[Begin AVAILABLE DATA]

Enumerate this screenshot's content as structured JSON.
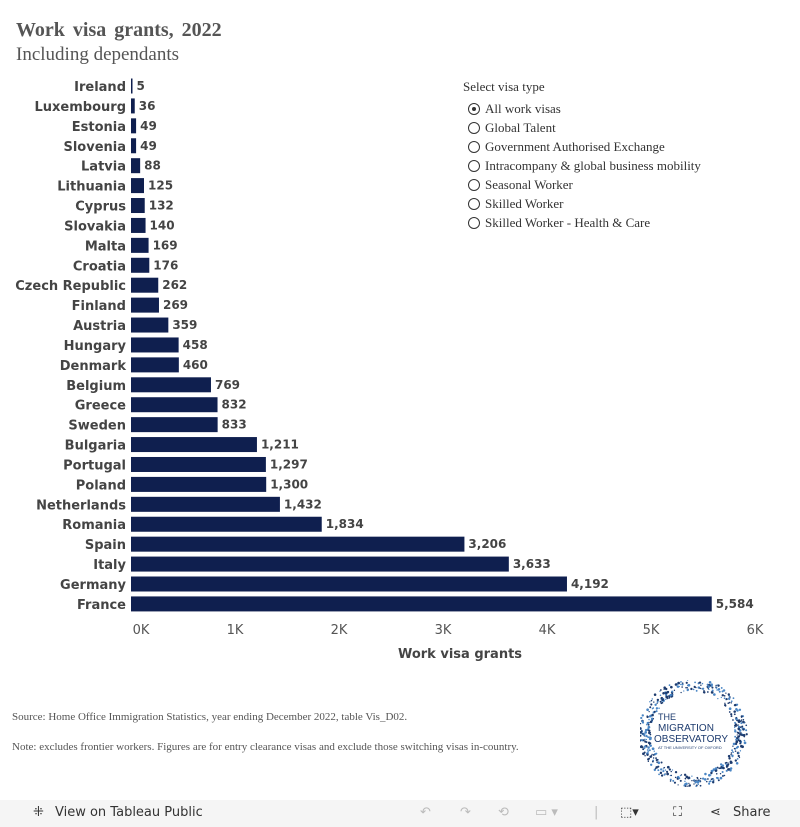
{
  "title": "Work visa grants, 2022",
  "subtitle": "Including dependants",
  "legend": {
    "title": "Select visa type",
    "options": [
      "All work visas",
      "Global Talent",
      "Government Authorised Exchange",
      "Intracompany & global business mobility",
      "Seasonal Worker",
      "Skilled Worker",
      "Skilled Worker - Health & Care"
    ],
    "selected": 0
  },
  "chart_data": {
    "type": "bar",
    "orientation": "horizontal",
    "categories": [
      "Ireland",
      "Luxembourg",
      "Estonia",
      "Slovenia",
      "Latvia",
      "Lithuania",
      "Cyprus",
      "Slovakia",
      "Malta",
      "Croatia",
      "Czech Republic",
      "Finland",
      "Austria",
      "Hungary",
      "Denmark",
      "Belgium",
      "Greece",
      "Sweden",
      "Bulgaria",
      "Portugal",
      "Poland",
      "Netherlands",
      "Romania",
      "Spain",
      "Italy",
      "Germany",
      "France"
    ],
    "values": [
      5,
      36,
      49,
      49,
      88,
      125,
      132,
      140,
      169,
      176,
      262,
      269,
      359,
      458,
      460,
      769,
      832,
      833,
      1211,
      1297,
      1300,
      1432,
      1834,
      3206,
      3633,
      4192,
      5584
    ],
    "value_labels": [
      "5",
      "36",
      "49",
      "49",
      "88",
      "125",
      "132",
      "140",
      "169",
      "176",
      "262",
      "269",
      "359",
      "458",
      "460",
      "769",
      "832",
      "833",
      "1,211",
      "1,297",
      "1,300",
      "1,432",
      "1,834",
      "3,206",
      "3,633",
      "4,192",
      "5,584"
    ],
    "xlabel": "Work visa grants",
    "xlim": [
      0,
      6000
    ],
    "xticks": [
      0,
      1000,
      2000,
      3000,
      4000,
      5000,
      6000
    ],
    "xtick_labels": [
      "0K",
      "1K",
      "2K",
      "3K",
      "4K",
      "5K",
      "6K"
    ],
    "grid": false,
    "bar_color": "#0f1f4f"
  },
  "source": "Source: Home Office Immigration Statistics, year ending December 2022, table Vis_D02.",
  "note": "Note: excludes frontier workers. Figures are for entry clearance visas and exclude those switching visas in-country.",
  "logo": {
    "lines": [
      "THE",
      "MIGRATION",
      "OBSERVATORY",
      "AT THE UNIVERSITY OF OXFORD"
    ]
  },
  "toolbar": {
    "view_label": "View on Tableau Public",
    "share_label": "Share"
  }
}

[End AVAILABLE DATA]

**WHAT NEEDS TO BE DONE**
Leave images out of the retyped records; keep all else exact.

**FINAL ANSWER**
Enumerate this screenshot's content as structured JSON.
{
  "title": "Work visa grants, 2022",
  "subtitle": "Including dependants",
  "legend": {
    "title": "Select visa type",
    "options": [
      "All work visas",
      "Global Talent",
      "Government Authorised Exchange",
      "Intracompany & global business mobility",
      "Seasonal Worker",
      "Skilled Worker",
      "Skilled Worker - Health & Care"
    ],
    "selected": 0
  },
  "chart_data": {
    "type": "bar",
    "orientation": "horizontal",
    "categories": [
      "Ireland",
      "Luxembourg",
      "Estonia",
      "Slovenia",
      "Latvia",
      "Lithuania",
      "Cyprus",
      "Slovakia",
      "Malta",
      "Croatia",
      "Czech Republic",
      "Finland",
      "Austria",
      "Hungary",
      "Denmark",
      "Belgium",
      "Greece",
      "Sweden",
      "Bulgaria",
      "Portugal",
      "Poland",
      "Netherlands",
      "Romania",
      "Spain",
      "Italy",
      "Germany",
      "France"
    ],
    "values": [
      5,
      36,
      49,
      49,
      88,
      125,
      132,
      140,
      169,
      176,
      262,
      269,
      359,
      458,
      460,
      769,
      832,
      833,
      1211,
      1297,
      1300,
      1432,
      1834,
      3206,
      3633,
      4192,
      5584
    ],
    "value_labels": [
      "5",
      "36",
      "49",
      "49",
      "88",
      "125",
      "132",
      "140",
      "169",
      "176",
      "262",
      "269",
      "359",
      "458",
      "460",
      "769",
      "832",
      "833",
      "1,211",
      "1,297",
      "1,300",
      "1,432",
      "1,834",
      "3,206",
      "3,633",
      "4,192",
      "5,584"
    ],
    "xlabel": "Work visa grants",
    "xlim": [
      0,
      6000
    ],
    "xticks": [
      0,
      1000,
      2000,
      3000,
      4000,
      5000,
      6000
    ],
    "xtick_labels": [
      "0K",
      "1K",
      "2K",
      "3K",
      "4K",
      "5K",
      "6K"
    ],
    "grid": false,
    "bar_color": "#0f1f4f"
  },
  "source": "Source: Home Office Immigration Statistics, year ending December 2022, table Vis_D02.",
  "note": "Note: excludes frontier workers. Figures are for entry clearance visas and exclude those switching visas in-country.",
  "logo": {
    "lines": [
      "THE",
      "MIGRATION",
      "OBSERVATORY",
      "AT THE UNIVERSITY OF OXFORD"
    ]
  },
  "toolbar": {
    "view_label": "View on Tableau Public",
    "share_label": "Share"
  }
}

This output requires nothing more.